◆ **Objective**: Check each line of the material. Copy those containing "JSON".

◆ **Material supplied**:

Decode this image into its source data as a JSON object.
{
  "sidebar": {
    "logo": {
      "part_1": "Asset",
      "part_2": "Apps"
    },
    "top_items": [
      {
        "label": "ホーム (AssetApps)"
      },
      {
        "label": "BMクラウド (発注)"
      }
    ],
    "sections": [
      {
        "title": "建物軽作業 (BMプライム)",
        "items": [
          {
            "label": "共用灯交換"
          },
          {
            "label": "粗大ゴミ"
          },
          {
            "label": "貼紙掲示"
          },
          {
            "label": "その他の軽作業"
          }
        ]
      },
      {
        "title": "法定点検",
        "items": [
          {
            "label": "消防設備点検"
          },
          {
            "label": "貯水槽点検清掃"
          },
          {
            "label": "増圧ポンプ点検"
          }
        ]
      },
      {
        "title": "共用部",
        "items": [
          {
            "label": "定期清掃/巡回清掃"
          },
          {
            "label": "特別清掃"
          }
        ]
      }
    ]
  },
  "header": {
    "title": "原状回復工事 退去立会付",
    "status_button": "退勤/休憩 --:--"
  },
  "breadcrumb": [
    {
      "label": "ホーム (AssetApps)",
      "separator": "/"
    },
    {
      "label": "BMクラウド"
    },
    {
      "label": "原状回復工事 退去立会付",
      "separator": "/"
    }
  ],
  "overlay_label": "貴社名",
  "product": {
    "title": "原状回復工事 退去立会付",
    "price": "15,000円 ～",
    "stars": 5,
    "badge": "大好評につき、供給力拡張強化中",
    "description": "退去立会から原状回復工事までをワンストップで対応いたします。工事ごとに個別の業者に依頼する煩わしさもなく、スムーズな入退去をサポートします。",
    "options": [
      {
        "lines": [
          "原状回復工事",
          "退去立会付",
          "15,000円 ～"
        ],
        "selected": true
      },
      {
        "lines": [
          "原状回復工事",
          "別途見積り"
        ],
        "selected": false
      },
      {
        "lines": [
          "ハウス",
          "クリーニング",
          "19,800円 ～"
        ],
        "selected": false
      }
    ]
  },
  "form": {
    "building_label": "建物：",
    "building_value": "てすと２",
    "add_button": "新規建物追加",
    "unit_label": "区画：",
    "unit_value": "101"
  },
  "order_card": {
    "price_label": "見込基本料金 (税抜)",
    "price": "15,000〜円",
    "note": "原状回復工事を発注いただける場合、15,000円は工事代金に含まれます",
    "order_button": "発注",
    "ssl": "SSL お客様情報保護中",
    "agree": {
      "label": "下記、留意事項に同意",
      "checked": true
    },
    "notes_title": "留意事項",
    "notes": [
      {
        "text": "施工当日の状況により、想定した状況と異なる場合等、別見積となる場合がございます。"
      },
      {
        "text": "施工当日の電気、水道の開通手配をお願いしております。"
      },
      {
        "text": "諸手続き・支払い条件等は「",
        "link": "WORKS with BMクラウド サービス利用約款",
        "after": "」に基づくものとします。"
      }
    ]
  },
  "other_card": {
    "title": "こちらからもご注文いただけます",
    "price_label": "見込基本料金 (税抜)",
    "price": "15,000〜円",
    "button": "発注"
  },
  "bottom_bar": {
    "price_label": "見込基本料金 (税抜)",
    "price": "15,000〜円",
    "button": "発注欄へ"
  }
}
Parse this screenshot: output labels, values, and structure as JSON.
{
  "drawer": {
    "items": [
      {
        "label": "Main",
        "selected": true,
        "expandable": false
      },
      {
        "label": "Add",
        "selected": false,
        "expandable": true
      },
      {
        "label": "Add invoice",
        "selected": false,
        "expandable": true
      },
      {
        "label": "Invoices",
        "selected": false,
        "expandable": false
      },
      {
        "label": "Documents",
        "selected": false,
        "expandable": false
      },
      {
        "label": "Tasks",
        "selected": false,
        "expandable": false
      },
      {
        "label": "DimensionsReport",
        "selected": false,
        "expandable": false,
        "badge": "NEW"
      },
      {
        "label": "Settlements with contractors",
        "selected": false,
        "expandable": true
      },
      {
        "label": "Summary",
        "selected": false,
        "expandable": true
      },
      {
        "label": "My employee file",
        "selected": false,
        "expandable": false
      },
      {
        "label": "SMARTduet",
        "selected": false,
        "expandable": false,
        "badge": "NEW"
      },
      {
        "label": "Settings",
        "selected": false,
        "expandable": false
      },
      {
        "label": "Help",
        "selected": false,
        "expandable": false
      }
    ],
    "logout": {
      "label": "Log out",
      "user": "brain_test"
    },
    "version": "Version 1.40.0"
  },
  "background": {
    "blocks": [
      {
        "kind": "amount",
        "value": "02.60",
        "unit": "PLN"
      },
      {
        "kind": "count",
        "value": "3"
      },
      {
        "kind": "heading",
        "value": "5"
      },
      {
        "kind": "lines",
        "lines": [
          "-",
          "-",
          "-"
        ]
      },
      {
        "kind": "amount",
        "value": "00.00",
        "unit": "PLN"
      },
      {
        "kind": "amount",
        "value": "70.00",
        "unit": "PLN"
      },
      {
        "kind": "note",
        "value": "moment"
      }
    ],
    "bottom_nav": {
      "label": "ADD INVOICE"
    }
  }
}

◆ **Solution to this exercise**:
Decode this image into its source data as a JSON object.
Parse this screenshot: output labels, values, and structure as JSON.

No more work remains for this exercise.